**GOAL:**
Each line holding the word "selected" counts once; give the total and nothing more.

-- -- --

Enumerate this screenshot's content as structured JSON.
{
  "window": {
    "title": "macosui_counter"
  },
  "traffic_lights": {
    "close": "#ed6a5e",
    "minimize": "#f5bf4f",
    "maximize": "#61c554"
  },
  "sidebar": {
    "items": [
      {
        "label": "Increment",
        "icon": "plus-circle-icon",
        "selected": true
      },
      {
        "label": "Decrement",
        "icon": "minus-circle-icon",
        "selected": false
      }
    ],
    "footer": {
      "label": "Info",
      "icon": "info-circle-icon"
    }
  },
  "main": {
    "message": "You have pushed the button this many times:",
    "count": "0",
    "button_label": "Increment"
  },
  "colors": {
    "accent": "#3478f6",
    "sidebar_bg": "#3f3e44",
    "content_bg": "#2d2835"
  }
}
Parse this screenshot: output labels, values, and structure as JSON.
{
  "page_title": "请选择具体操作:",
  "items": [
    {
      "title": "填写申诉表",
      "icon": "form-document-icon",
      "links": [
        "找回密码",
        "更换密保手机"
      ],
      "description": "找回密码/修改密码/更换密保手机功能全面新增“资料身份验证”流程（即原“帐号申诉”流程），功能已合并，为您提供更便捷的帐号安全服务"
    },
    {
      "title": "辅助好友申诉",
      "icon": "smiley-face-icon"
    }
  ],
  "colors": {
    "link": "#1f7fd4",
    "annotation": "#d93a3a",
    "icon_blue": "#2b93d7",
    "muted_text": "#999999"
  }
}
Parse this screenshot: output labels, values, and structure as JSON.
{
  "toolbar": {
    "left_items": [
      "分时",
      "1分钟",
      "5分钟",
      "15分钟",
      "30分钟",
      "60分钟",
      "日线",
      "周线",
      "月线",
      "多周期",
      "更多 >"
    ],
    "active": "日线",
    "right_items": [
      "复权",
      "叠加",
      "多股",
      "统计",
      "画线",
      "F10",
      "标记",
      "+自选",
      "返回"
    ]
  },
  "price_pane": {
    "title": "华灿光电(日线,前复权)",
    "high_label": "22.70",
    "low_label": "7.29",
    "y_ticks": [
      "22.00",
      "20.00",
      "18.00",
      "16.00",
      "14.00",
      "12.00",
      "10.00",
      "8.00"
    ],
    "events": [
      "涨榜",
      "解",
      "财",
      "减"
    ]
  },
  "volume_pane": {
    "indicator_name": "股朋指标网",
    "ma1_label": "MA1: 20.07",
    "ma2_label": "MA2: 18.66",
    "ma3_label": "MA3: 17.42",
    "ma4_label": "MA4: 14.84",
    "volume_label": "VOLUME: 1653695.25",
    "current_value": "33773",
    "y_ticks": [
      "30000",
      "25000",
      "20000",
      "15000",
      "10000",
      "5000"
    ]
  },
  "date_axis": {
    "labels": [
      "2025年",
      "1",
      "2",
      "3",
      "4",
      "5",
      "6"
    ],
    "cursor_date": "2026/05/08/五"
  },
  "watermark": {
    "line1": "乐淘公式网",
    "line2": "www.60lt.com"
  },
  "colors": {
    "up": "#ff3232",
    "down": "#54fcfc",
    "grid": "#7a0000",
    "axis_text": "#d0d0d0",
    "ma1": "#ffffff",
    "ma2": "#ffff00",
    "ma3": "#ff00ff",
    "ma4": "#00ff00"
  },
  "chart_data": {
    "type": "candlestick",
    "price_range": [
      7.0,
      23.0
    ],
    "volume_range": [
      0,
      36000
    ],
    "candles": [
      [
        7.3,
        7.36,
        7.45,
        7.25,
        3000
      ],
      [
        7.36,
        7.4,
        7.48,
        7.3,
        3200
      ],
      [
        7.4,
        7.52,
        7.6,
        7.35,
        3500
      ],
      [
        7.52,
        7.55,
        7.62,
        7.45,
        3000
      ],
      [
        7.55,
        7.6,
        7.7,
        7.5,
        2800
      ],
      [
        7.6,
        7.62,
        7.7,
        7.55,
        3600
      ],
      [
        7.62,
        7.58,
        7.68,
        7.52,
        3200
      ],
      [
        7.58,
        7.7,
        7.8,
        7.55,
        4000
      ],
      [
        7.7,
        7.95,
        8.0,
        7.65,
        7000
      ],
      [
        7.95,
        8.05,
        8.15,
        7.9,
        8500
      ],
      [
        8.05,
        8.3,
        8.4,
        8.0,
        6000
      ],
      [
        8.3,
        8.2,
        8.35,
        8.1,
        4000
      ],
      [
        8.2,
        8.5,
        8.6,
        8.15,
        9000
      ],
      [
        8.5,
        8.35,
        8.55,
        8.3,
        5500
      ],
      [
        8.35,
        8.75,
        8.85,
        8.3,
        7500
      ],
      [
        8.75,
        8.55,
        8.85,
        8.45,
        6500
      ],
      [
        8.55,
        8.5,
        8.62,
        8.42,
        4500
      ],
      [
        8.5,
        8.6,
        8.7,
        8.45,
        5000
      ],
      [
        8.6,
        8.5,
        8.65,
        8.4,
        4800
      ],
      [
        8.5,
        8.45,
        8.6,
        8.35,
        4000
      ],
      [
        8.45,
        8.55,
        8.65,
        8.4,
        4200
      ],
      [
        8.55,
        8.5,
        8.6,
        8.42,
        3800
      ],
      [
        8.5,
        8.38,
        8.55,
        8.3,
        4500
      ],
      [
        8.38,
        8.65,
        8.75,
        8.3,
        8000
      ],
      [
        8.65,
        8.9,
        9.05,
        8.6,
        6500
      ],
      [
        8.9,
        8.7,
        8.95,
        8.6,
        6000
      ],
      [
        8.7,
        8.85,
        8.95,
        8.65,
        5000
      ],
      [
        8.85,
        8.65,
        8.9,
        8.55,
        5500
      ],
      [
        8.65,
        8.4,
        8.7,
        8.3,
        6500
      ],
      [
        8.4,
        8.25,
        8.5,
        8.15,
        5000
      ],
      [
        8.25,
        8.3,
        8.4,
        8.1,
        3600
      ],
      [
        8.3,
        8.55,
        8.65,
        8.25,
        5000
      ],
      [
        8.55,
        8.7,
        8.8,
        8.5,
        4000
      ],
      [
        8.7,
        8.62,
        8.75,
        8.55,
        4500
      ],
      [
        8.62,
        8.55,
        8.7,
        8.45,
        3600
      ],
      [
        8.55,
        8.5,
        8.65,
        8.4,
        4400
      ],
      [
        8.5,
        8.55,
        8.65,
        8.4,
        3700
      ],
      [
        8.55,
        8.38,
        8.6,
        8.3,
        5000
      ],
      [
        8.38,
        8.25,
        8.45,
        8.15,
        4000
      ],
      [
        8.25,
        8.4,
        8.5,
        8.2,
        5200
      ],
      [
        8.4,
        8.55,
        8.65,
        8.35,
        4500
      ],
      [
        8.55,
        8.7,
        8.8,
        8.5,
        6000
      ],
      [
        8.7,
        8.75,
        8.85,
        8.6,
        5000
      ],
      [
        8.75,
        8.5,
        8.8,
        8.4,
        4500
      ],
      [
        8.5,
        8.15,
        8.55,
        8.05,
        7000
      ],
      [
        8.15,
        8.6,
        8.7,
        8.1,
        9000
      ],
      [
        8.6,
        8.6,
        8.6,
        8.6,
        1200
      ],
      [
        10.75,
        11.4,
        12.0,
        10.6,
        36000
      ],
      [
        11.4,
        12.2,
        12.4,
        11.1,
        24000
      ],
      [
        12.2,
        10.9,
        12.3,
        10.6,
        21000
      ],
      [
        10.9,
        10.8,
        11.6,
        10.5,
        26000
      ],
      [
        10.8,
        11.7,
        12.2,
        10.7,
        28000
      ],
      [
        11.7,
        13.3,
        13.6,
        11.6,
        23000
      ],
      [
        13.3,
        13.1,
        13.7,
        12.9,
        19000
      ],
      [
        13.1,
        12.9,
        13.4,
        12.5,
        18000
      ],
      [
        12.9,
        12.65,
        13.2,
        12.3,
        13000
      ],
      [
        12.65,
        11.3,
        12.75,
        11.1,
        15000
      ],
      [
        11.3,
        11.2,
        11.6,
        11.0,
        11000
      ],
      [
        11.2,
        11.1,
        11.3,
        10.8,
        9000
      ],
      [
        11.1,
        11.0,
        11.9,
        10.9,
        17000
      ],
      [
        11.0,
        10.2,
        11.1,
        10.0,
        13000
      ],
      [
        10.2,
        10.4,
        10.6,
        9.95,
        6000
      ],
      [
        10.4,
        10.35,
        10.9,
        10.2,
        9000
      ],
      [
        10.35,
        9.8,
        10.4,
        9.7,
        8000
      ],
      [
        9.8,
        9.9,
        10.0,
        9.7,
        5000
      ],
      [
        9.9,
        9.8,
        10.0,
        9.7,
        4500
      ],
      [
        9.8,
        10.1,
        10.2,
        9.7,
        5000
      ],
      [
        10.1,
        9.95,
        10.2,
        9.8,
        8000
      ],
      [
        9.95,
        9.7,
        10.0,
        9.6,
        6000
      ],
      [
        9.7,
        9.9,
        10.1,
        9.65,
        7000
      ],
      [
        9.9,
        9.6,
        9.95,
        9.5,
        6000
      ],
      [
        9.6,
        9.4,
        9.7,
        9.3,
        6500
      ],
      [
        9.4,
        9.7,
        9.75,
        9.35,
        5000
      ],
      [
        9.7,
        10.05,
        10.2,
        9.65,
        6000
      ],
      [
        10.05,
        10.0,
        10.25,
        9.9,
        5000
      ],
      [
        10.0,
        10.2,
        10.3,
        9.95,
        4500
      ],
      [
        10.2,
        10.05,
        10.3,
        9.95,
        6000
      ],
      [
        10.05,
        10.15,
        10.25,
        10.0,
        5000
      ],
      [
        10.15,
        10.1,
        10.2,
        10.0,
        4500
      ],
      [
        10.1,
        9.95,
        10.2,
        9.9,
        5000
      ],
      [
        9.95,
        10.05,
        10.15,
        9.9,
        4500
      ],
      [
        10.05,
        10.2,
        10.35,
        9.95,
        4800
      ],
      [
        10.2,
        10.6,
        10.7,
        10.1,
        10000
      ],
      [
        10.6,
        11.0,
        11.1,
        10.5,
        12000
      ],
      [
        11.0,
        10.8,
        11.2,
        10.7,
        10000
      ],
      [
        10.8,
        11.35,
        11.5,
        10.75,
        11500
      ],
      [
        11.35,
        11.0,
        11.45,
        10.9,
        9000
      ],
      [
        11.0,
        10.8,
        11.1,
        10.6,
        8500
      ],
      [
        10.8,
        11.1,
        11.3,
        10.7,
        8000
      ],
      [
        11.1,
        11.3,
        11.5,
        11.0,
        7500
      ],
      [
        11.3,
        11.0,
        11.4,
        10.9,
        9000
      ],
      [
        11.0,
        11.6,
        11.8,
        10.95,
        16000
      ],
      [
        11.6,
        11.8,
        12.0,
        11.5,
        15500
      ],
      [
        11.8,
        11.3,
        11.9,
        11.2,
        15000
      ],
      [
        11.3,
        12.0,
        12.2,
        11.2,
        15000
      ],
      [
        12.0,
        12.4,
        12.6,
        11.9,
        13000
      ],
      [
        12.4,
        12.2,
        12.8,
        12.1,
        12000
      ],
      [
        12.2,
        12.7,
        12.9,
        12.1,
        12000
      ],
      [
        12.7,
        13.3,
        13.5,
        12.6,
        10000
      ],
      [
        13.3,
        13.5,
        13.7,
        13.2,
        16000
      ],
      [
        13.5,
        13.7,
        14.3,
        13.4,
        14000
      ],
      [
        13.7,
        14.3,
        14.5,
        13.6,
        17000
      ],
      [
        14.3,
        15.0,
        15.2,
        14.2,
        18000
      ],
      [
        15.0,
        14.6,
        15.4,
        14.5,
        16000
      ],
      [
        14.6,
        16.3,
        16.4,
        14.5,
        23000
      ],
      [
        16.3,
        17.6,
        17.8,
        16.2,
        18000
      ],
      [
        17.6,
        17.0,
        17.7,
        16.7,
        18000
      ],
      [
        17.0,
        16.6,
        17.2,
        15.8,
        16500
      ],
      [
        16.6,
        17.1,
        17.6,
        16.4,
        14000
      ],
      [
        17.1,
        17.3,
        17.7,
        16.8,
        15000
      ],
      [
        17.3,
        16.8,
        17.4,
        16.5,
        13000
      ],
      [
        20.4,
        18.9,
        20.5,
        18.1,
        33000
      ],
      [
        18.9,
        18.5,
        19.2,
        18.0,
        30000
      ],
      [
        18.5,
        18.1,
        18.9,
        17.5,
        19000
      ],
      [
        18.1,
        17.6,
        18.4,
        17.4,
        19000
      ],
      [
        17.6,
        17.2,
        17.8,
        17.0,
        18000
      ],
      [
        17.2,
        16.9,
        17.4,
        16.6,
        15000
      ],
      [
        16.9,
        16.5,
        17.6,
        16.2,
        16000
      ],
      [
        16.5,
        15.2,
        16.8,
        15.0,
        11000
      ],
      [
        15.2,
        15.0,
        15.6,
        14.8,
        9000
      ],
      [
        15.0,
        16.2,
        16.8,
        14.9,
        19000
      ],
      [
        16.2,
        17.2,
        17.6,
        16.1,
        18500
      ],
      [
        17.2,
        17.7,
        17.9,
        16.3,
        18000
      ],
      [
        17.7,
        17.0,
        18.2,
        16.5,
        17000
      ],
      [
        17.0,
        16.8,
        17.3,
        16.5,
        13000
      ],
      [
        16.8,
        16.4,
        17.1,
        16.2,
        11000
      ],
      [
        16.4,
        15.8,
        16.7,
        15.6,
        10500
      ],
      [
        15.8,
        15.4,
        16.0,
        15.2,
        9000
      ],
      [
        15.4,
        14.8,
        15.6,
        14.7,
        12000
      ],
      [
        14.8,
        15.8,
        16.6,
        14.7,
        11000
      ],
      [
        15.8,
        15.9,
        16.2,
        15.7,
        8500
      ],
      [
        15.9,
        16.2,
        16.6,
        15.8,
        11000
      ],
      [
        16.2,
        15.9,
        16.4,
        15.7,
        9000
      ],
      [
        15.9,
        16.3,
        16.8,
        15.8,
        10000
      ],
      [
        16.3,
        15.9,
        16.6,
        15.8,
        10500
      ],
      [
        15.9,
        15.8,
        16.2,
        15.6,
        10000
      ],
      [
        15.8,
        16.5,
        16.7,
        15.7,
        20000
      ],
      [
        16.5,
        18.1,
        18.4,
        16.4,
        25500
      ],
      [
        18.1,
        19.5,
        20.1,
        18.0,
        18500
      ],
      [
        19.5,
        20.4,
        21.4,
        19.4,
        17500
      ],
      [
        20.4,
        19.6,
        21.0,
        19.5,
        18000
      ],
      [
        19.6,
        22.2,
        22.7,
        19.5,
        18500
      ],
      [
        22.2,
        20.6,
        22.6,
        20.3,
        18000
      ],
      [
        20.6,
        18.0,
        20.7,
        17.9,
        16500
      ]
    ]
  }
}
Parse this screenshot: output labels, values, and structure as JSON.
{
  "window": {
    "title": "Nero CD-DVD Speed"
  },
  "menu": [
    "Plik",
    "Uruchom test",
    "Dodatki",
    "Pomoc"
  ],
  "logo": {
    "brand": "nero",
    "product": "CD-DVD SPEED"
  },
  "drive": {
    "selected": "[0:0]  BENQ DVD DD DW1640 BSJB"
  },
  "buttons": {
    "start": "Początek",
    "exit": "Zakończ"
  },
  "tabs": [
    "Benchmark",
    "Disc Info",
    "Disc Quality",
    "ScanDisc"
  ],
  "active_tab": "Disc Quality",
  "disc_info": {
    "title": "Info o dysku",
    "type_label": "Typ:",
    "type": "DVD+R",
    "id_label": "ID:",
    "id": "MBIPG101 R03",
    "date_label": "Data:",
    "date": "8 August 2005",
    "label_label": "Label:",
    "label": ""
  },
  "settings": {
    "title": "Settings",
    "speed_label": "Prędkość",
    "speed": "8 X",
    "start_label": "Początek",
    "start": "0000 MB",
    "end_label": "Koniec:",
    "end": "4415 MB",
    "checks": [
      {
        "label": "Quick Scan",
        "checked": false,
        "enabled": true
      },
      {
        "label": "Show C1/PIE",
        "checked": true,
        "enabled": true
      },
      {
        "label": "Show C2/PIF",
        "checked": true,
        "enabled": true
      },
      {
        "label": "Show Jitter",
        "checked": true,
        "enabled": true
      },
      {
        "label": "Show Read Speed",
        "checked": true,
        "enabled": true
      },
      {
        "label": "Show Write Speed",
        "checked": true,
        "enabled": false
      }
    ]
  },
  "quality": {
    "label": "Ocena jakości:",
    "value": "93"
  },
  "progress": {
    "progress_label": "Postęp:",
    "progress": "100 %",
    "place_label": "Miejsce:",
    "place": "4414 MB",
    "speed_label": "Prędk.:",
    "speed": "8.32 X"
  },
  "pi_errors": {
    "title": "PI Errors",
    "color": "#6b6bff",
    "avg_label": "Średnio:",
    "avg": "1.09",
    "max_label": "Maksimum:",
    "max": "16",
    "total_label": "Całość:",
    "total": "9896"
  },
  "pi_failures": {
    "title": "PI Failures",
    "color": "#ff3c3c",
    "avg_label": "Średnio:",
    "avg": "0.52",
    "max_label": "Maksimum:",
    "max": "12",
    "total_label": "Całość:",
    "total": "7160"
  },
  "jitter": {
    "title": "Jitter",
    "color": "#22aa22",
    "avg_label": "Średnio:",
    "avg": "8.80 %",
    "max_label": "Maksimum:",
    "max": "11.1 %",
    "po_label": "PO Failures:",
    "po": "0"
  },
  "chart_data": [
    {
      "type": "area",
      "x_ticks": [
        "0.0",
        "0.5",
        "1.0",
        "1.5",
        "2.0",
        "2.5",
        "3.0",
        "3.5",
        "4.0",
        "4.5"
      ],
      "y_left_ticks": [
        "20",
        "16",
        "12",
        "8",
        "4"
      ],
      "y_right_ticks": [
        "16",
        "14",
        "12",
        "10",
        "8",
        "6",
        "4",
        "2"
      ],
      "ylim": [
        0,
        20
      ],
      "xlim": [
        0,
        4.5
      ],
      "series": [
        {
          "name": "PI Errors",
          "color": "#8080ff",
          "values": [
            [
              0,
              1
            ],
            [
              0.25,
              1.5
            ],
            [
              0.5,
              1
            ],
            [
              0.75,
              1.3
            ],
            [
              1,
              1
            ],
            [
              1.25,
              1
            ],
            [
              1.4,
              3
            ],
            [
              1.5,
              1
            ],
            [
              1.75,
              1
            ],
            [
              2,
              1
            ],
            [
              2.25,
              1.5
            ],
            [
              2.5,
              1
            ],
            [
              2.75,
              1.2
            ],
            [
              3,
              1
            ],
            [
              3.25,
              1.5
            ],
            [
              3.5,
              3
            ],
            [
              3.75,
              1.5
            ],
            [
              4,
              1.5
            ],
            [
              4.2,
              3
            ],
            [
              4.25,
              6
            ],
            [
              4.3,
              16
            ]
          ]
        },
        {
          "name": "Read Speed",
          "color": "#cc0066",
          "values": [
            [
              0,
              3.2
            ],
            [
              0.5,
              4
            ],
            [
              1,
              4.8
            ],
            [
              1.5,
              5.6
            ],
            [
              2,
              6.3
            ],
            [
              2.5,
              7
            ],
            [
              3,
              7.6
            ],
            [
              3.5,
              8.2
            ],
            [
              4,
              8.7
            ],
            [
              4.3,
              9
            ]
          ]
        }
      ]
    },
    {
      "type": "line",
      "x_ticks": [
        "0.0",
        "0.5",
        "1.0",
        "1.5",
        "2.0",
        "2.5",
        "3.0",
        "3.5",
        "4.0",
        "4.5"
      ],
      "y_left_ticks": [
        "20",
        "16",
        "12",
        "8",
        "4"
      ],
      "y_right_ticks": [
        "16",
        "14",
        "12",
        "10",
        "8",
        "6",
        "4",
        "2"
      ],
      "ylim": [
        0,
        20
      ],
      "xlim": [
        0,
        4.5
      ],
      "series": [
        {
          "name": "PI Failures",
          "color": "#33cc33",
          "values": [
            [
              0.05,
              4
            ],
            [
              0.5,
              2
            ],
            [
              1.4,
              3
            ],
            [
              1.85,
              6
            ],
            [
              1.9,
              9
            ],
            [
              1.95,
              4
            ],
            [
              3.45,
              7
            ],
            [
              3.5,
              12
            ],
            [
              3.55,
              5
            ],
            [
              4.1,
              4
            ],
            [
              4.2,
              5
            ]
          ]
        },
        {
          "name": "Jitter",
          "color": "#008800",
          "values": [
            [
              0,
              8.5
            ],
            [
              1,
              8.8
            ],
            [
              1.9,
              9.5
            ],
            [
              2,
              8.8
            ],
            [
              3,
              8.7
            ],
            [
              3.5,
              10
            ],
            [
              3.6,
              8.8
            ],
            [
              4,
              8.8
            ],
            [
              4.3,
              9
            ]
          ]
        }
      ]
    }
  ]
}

-- -- --

**TASK SOLUTION:**
3